**Data for processing**
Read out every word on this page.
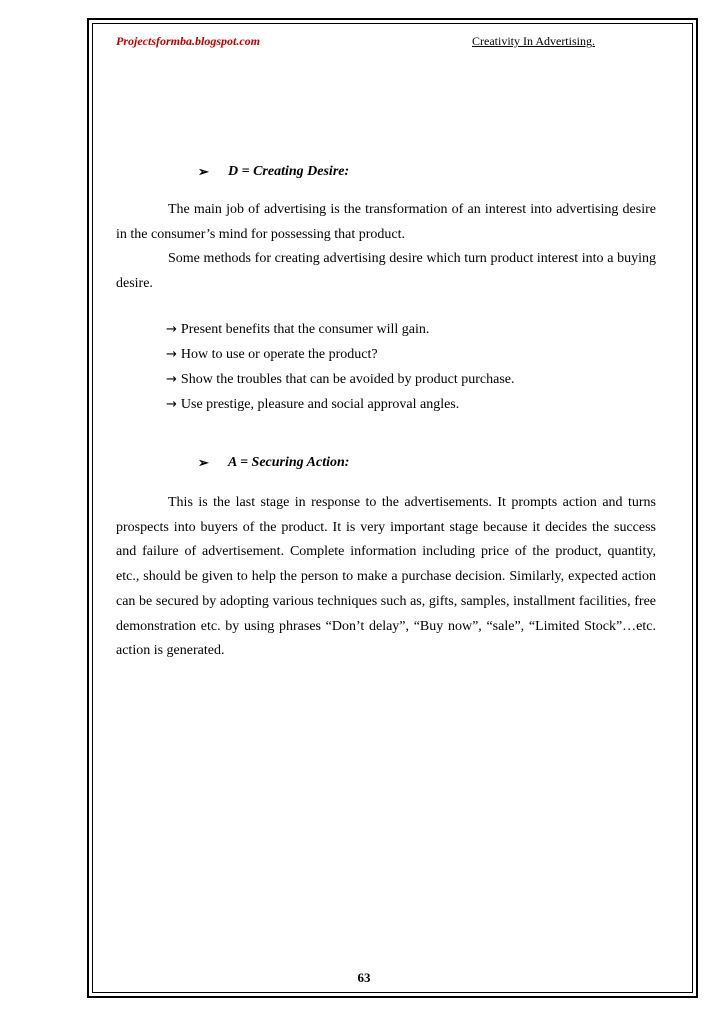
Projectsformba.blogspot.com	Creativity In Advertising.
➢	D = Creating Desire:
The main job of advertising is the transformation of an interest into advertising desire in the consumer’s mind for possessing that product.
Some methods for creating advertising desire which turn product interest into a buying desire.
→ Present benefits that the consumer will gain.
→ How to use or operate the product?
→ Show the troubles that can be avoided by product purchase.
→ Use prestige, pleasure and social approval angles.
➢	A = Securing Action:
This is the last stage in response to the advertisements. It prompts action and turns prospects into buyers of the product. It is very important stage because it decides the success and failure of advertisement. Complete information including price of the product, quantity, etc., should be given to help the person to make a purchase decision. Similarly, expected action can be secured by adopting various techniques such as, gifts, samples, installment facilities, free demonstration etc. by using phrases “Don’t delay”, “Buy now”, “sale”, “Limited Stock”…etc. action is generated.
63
---
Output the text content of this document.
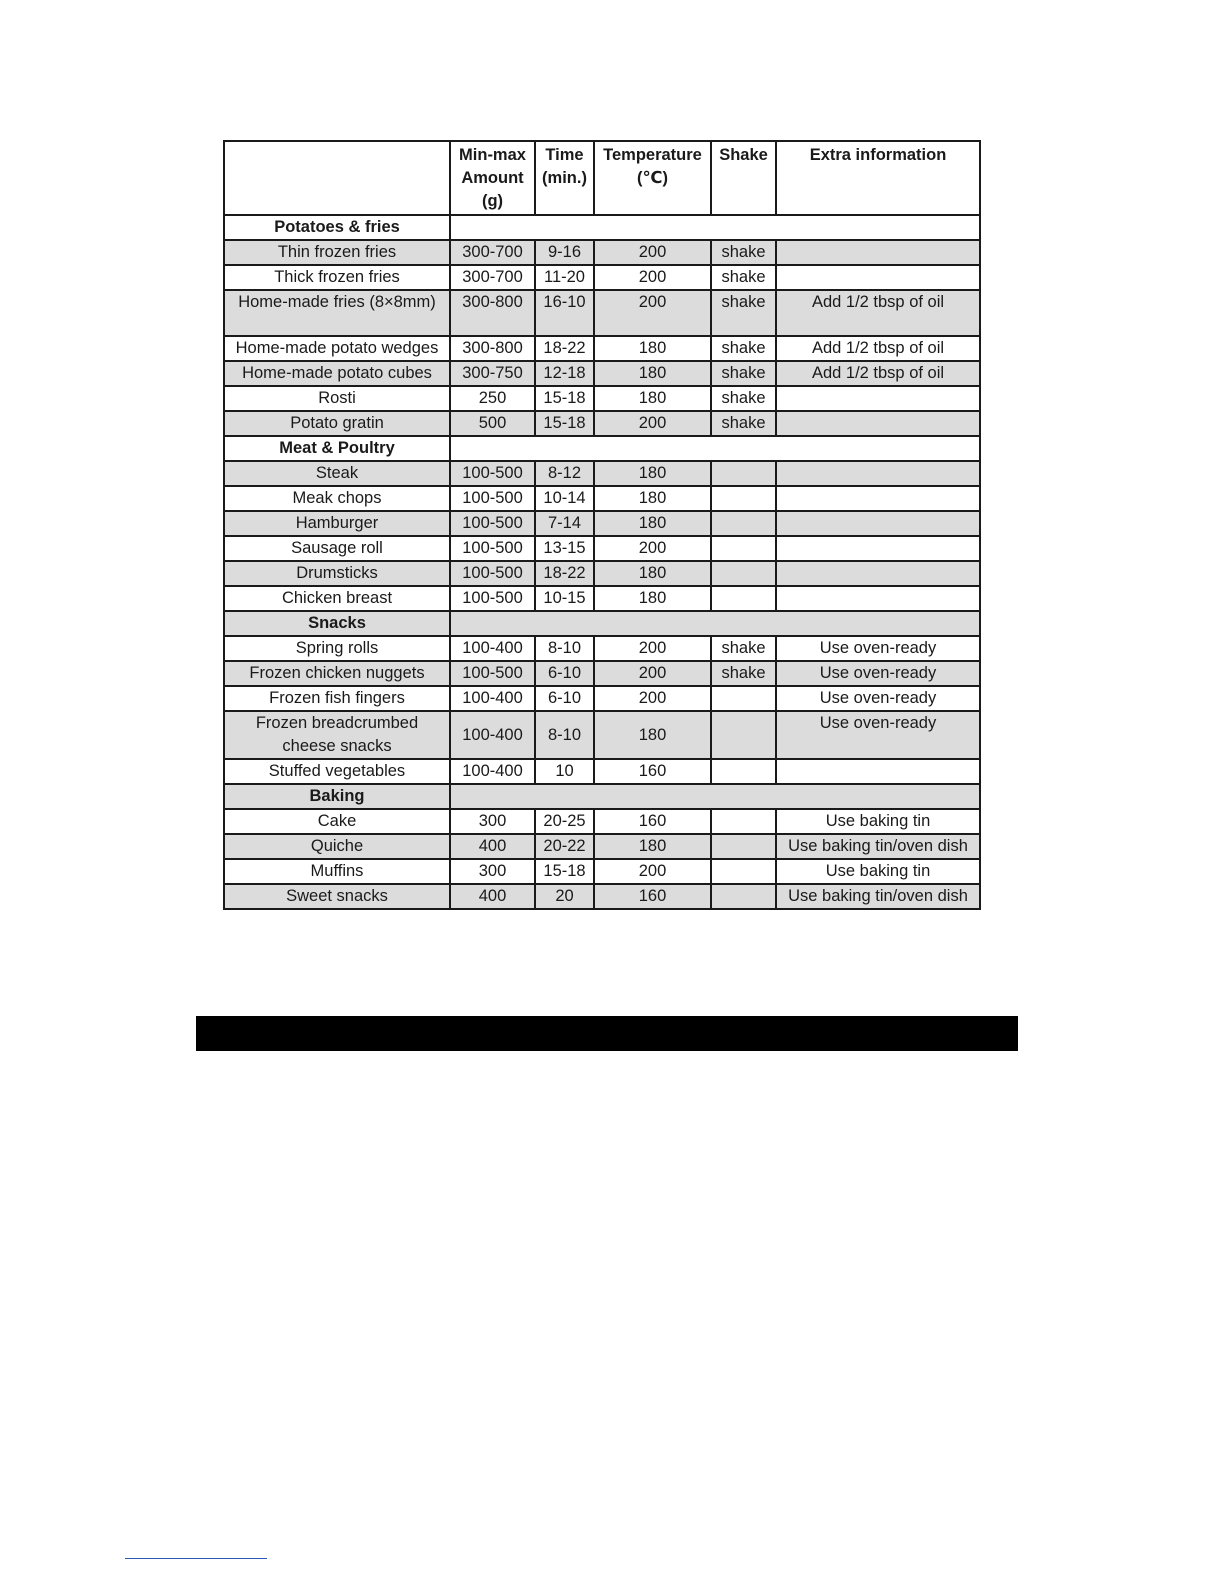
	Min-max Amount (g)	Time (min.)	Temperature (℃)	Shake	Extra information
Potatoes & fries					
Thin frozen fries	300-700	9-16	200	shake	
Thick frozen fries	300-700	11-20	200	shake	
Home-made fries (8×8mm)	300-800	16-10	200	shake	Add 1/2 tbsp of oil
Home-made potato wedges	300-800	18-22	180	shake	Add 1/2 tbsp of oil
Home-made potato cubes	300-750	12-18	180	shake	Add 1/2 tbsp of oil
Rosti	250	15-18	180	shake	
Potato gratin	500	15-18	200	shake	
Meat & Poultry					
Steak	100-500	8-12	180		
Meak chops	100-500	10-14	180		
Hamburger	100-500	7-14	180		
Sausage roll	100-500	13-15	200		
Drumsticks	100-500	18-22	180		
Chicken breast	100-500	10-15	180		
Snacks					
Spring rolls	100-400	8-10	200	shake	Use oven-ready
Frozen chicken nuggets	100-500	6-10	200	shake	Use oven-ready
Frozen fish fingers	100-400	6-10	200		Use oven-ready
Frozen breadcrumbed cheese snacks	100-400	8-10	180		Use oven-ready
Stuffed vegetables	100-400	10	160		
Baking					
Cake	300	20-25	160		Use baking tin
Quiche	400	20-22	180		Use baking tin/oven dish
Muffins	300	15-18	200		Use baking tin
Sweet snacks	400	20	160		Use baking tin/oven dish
---
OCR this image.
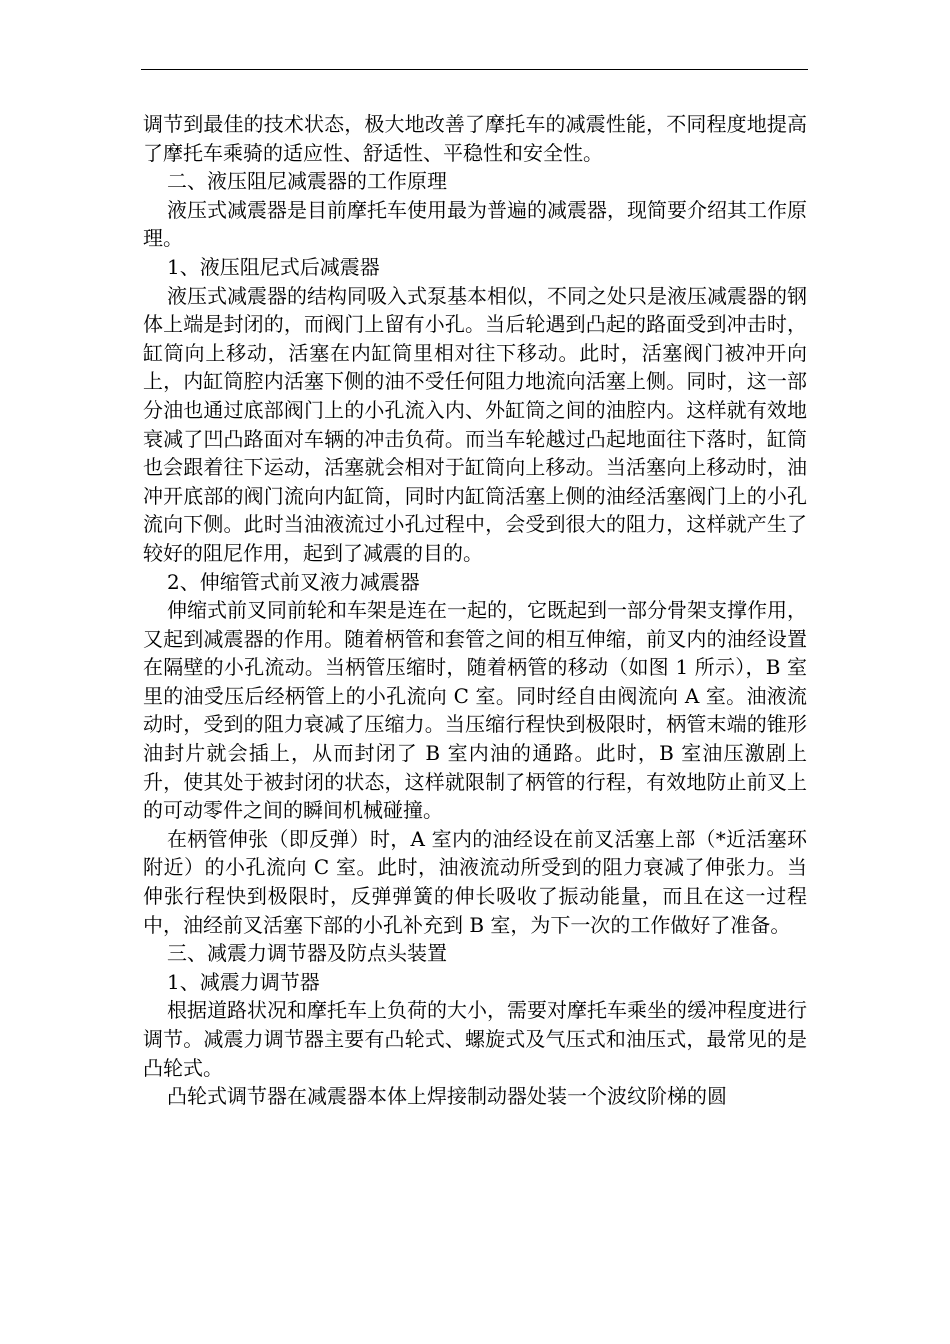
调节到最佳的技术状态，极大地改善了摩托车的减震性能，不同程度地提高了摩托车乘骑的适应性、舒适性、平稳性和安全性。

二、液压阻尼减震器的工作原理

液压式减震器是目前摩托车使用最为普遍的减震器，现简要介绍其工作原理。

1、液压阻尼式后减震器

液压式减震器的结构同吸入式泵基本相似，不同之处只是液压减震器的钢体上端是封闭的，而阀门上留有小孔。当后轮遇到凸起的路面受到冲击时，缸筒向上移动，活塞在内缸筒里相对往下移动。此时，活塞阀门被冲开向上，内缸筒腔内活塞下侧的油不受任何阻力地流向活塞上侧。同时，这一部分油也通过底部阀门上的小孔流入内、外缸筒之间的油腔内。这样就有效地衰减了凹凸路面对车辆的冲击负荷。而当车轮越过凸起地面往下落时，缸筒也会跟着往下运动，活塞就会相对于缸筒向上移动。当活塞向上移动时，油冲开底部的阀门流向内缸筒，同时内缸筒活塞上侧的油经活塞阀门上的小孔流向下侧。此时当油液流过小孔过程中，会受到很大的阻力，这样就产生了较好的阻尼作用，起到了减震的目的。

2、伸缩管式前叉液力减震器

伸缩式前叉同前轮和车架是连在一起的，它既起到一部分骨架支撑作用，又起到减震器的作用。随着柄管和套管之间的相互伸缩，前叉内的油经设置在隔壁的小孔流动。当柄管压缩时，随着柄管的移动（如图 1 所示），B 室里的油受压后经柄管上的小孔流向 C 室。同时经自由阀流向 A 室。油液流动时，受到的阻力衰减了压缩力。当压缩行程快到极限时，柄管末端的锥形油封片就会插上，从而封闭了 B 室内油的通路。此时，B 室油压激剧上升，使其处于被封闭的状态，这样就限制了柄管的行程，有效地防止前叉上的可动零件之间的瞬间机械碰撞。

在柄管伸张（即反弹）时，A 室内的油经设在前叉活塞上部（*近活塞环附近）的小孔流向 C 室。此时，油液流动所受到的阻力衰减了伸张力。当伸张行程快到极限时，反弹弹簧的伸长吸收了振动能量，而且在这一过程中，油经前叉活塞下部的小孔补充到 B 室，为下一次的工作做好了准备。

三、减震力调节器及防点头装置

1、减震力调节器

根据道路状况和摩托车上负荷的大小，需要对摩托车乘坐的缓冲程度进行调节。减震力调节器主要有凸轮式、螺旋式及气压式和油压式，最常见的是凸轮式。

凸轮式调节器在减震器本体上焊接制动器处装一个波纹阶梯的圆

**Work to do**
Using the listing, collect all lines in which the string "Home" is found.

**Correct result**
Home-made fries (8×8mm)	300-800	16-10	200	shake	Add 1/2 tbsp of oil
Home-made potato wedges	300-800	18-22	180	shake	Add 1/2 tbsp of oil
Home-made potato cubes	300-750	12-18	180	shake	Add 1/2 tbsp of oil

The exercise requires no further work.